**Written task**
Of the lines in these entries, how many contain the string "robot"? Give the number and nothing else.

•••••

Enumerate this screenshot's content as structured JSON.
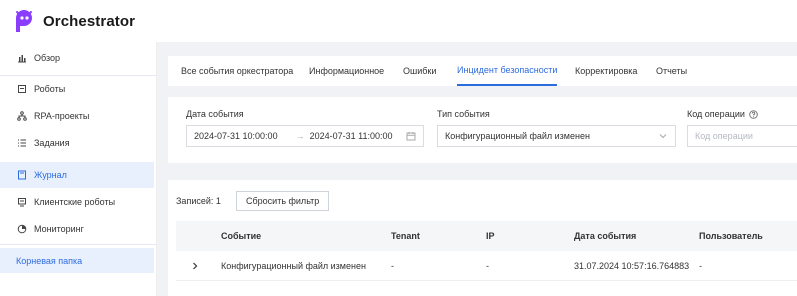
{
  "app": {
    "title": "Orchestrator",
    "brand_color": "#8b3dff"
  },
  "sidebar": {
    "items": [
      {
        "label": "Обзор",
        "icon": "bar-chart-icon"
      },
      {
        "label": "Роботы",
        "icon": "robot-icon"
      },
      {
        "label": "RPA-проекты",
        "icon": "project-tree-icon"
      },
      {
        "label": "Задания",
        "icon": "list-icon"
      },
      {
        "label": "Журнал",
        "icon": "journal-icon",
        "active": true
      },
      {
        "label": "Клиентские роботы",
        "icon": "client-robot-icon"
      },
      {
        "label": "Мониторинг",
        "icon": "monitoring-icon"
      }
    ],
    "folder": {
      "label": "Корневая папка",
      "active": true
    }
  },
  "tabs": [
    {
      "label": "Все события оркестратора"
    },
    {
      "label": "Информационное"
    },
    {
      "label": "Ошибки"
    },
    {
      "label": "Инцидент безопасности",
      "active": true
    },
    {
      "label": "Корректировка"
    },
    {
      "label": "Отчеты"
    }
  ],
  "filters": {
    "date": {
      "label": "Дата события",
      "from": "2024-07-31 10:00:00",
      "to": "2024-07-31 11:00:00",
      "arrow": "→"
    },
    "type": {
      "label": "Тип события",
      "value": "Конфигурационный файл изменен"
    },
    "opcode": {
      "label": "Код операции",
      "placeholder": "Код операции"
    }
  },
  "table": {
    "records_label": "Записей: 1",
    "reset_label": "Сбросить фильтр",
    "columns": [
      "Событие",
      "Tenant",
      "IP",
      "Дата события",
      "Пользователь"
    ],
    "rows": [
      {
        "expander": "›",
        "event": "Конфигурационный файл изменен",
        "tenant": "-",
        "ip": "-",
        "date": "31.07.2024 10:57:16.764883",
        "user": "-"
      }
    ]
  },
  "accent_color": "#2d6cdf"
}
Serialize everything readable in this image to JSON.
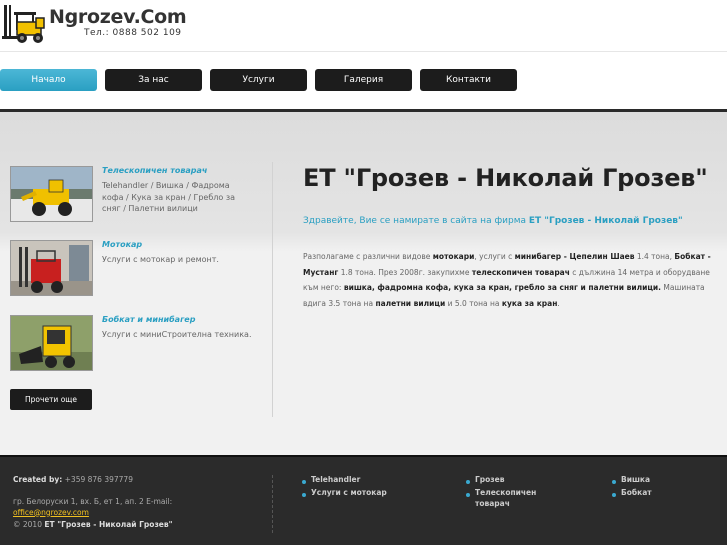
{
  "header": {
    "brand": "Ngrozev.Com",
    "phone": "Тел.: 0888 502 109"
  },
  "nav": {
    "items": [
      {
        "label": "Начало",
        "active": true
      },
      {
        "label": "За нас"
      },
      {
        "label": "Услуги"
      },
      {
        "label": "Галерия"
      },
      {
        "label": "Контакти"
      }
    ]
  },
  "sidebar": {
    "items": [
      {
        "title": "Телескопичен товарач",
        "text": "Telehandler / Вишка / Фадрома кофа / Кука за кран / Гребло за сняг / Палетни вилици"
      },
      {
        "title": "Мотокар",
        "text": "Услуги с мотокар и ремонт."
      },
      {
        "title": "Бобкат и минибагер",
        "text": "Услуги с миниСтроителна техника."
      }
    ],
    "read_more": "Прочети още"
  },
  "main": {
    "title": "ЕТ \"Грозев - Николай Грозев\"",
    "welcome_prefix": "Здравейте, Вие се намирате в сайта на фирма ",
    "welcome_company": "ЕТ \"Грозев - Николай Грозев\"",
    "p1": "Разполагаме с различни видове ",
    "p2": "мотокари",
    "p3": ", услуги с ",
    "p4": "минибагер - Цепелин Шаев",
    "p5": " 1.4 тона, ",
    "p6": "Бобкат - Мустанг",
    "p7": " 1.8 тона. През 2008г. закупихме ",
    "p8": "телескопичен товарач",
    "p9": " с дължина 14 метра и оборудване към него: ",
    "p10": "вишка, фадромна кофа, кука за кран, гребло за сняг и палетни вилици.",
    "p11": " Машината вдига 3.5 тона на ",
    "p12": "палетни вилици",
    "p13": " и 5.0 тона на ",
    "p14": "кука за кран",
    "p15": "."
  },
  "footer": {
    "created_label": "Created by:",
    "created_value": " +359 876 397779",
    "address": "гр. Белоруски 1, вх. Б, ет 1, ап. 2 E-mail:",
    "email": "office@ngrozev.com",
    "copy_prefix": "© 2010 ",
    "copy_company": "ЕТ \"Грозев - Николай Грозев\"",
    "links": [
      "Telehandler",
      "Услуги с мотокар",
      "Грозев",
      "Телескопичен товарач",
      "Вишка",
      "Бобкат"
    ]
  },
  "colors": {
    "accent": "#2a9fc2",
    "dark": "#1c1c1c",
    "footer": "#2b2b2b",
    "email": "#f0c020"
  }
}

•••••

**Output below**
2